(Job): Write out the records below word for word, please.

(Record excerpts):
◇ ◇ ◇ ◇ ◇ ◇ ◇

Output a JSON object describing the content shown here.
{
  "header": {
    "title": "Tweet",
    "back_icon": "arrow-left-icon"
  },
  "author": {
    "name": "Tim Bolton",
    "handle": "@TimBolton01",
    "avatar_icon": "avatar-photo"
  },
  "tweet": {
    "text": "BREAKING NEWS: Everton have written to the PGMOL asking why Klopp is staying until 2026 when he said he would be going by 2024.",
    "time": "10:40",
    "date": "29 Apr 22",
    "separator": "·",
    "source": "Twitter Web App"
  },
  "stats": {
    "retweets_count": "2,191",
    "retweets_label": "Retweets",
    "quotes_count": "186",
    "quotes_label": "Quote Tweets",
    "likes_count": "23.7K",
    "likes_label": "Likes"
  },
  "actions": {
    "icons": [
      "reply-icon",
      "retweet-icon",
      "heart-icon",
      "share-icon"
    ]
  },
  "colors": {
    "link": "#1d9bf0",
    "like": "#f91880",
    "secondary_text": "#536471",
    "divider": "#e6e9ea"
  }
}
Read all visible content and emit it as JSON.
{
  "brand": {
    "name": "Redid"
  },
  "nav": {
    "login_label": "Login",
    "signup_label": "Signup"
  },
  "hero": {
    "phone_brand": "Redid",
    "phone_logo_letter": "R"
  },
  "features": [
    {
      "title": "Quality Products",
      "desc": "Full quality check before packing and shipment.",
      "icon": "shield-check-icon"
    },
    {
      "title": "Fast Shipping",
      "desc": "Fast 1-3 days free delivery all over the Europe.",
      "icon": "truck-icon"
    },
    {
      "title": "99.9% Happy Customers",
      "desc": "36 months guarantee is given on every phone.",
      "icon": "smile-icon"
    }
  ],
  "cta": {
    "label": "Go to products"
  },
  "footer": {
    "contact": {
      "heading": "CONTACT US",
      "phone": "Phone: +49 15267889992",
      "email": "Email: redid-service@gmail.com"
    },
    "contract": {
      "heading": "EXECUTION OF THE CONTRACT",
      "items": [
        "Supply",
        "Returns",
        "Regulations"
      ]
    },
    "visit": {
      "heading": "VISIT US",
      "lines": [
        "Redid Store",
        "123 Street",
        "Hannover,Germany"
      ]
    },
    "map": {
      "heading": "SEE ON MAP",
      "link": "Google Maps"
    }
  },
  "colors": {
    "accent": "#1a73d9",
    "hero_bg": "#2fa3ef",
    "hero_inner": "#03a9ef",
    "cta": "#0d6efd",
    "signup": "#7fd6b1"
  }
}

◇ ◇ ◇ ◇ ◇ ◇ ◇

(Exercise response):
Output a JSON object describing the content shown here.
{
  "header": {
    "title": "Tweet",
    "back_icon": "arrow-left-icon"
  },
  "author": {
    "name": "Tim Bolton",
    "handle": "@TimBolton01",
    "avatar_icon": "avatar-photo"
  },
  "tweet": {
    "text": "BREAKING NEWS: Everton have written to the PGMOL asking why Klopp is staying until 2026 when he said he would be going by 2024.",
    "time": "10:40",
    "date": "29 Apr 22",
    "separator": "·",
    "source": "Twitter Web App"
  },
  "stats": {
    "retweets_count": "2,191",
    "retweets_label": "Retweets",
    "quotes_count": "186",
    "quotes_label": "Quote Tweets",
    "likes_count": "23.7K",
    "likes_label": "Likes"
  },
  "actions": {
    "icons": [
      "reply-icon",
      "retweet-icon",
      "heart-icon",
      "share-icon"
    ]
  },
  "colors": {
    "link": "#1d9bf0",
    "like": "#f91880",
    "secondary_text": "#536471",
    "divider": "#e6e9ea"
  }
}
Read all visible content and emit it as JSON.
{
  "brand": {
    "name": "Redid"
  },
  "nav": {
    "login_label": "Login",
    "signup_label": "Signup"
  },
  "hero": {
    "phone_brand": "Redid",
    "phone_logo_letter": "R"
  },
  "features": [
    {
      "title": "Quality Products",
      "desc": "Full quality check before packing and shipment.",
      "icon": "shield-check-icon"
    },
    {
      "title": "Fast Shipping",
      "desc": "Fast 1-3 days free delivery all over the Europe.",
      "icon": "truck-icon"
    },
    {
      "title": "99.9% Happy Customers",
      "desc": "36 months guarantee is given on every phone.",
      "icon": "smile-icon"
    }
  ],
  "cta": {
    "label": "Go to products"
  },
  "footer": {
    "contact": {
      "heading": "CONTACT US",
      "phone": "Phone: +49 15267889992",
      "email": "Email: redid-service@gmail.com"
    },
    "contract": {
      "heading": "EXECUTION OF THE CONTRACT",
      "items": [
        "Supply",
        "Returns",
        "Regulations"
      ]
    },
    "visit": {
      "heading": "VISIT US",
      "lines": [
        "Redid Store",
        "123 Street",
        "Hannover,Germany"
      ]
    },
    "map": {
      "heading": "SEE ON MAP",
      "link": "Google Maps"
    }
  },
  "colors": {
    "accent": "#1a73d9",
    "hero_bg": "#2fa3ef",
    "hero_inner": "#03a9ef",
    "cta": "#0d6efd",
    "signup": "#7fd6b1"
  }
}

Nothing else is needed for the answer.